参列者の知識
「御愁傷様ってどんな場面で使うのが適切?」
「葬儀で御愁傷様と伝えるのは失礼にあたるって本当?」
故人の近親者に対するお悔やみの言葉として用いられるのが「御愁傷様」です。
しかし、近年は冷やかしや皮肉を込めた文脈に使用されるケースが増えてきた影響で「葬儀の場で使用するのは失礼」という意見が聞かれるようになりました。
葬儀へ参列するにあたって、ご愁傷様を使うべきか悩む方もいらっしゃるでしょう。
そこで、本記事では、御愁傷様の意味・正しい使い方・御愁傷様に替わる言葉を解説します。
葬儀に参列した際、適切なお悔やみの言葉を伝えたいと考えている方は、ぜひ参考にしてみてください。
<この記事でわかること> ・御愁傷様の意味 ・御愁傷様の正しい使い方 ・メールやLINEでお悔やみを伝える方法 ・御愁傷様に替わるお悔やみの言葉 |
「御愁傷様」の意味
「御愁傷様(ごしゅうしょうさま)」は、葬儀の場で多用される一般的なお悔やみの言葉です。
「愁傷」は「心から人の死を悲しむ」ことを意味します。前後に「御・様」が付いているため、相手への敬意も込められています。
そのため、上司や目上の方はもちろん、親しい間柄に使用しても問題はありません。
ただし、御愁傷様に堅苦しい印象を持っている方もおり、特に親しい友達などの場合は、かえって皮肉に聞こえる可能性もあります。
相手との関係性や、イントネーションなどに注意して使うのが大切です。
「ご愁傷様です」が使ってはいけないと言われている
近年「御愁傷様を葬儀で使用してはいけない」といった意見を聞くようになりました。
なぜなら「今週末、仕事になっちゃったんだって?ご愁傷様」のように、皮肉をこめた文脈で使用されるようになったためです。
しかし、本来「御愁傷様」は相手を思いやる気持ちを表現した正しい日本語です。
そのため、葬儀で使用しても何ら問題はありません。
「御愁傷様」の正しい使い方
「御愁傷様です」は、大切な家族を亡くしたご遺族に対して使用します。

=====

◆ **取り組む課題**:
1 > 御愁傷様についてのページ抜粋から、「しかし、近年は冷やかしや皮肉」で始まり「近年「御愁傷様を葬儀で使用してはいけない」といった意見を聞くようになりました。」まで続く部分を、一字一句変えずに返してください。
2 > 御愁傷様についてのページ抜粋では、「愁傷」はどのような意味だと説明されていますか。

=====

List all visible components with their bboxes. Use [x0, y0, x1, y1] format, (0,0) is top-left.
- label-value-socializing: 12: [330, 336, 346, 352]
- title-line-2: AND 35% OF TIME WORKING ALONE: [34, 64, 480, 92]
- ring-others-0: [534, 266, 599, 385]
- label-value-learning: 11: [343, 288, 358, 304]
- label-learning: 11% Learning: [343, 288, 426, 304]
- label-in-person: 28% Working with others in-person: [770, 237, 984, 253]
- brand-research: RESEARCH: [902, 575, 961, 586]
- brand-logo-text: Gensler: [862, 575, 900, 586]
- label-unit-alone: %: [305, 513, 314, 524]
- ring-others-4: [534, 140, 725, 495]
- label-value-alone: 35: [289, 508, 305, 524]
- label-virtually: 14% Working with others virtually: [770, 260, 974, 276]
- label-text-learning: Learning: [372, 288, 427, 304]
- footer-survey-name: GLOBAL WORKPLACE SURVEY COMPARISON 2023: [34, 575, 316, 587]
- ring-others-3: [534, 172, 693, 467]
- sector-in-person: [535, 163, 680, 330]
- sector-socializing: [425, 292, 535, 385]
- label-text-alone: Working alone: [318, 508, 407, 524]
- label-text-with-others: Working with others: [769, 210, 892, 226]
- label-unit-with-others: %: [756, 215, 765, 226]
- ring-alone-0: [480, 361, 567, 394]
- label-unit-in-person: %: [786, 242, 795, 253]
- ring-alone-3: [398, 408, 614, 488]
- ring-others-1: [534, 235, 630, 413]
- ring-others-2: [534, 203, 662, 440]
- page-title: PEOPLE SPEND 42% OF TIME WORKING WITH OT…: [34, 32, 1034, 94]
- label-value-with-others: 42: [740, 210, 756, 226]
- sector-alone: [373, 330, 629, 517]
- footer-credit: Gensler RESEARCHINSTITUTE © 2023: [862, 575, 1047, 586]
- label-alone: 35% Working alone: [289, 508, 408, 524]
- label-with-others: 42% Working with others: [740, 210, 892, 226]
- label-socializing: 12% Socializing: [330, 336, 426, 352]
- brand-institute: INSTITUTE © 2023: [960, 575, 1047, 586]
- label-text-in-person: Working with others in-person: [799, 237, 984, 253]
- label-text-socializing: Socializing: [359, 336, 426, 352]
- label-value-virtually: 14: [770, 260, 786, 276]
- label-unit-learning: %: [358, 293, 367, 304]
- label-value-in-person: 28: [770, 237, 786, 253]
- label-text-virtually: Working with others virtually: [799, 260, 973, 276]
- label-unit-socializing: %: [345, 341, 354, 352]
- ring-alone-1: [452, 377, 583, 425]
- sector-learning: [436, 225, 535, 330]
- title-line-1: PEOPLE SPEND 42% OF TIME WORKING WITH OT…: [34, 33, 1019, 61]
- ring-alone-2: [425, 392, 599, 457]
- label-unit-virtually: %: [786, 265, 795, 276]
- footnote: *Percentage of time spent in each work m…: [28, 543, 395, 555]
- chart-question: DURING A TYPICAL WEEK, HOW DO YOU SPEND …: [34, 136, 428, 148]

=====

◆ **解答一覧**:
1 >
しかし、近年は冷やかしや皮肉を込めた文脈に使用されるケースが増えてきた影響で「葬儀の場で使用するのは失礼」という意見が聞かれるようになりました。
葬儀へ参列するにあたって、ご愁傷様を使うべきか悩む方もいらっしゃるでしょう。
そこで、本記事では、御愁傷様の意味・正しい使い方・御愁傷様に替わる言葉を解説します。
葬儀に参列した際、適切なお悔やみの言葉を伝えたいと考えている方は、ぜひ参考にしてみてください。
<この記事でわかること> ・御愁傷様の意味 ・御愁傷様の正しい使い方 ・メールやLINEでお悔やみを伝える方法 ・御愁傷様に替わるお悔やみの言葉 |
「御愁傷様」の意味
「御愁傷様(ごしゅうしょうさま)」は、葬儀の場で多用される一般的なお悔やみの言葉です。
「愁傷」は「心から人の死を悲しむ」ことを意味します。前後に「御・様」が付いているため、相手への敬意も込められています。
そのため、上司や目上の方はもちろん、親しい間柄に使用しても問題はありません。
ただし、御愁傷様に堅苦しい印象を持っている方もおり、特に親しい友達などの場合は、かえって皮肉に聞こえる可能性もあります。
相手との関係性や、イントネーションなどに注意して使うのが大切です。
「ご愁傷様です」が使ってはいけないと言われている
近年「御愁傷様を葬儀で使用してはいけない」といった意見を聞くようになりました。

2 > 「愁傷」は「心から人の死を悲しむ」ことを意味すると説明されています。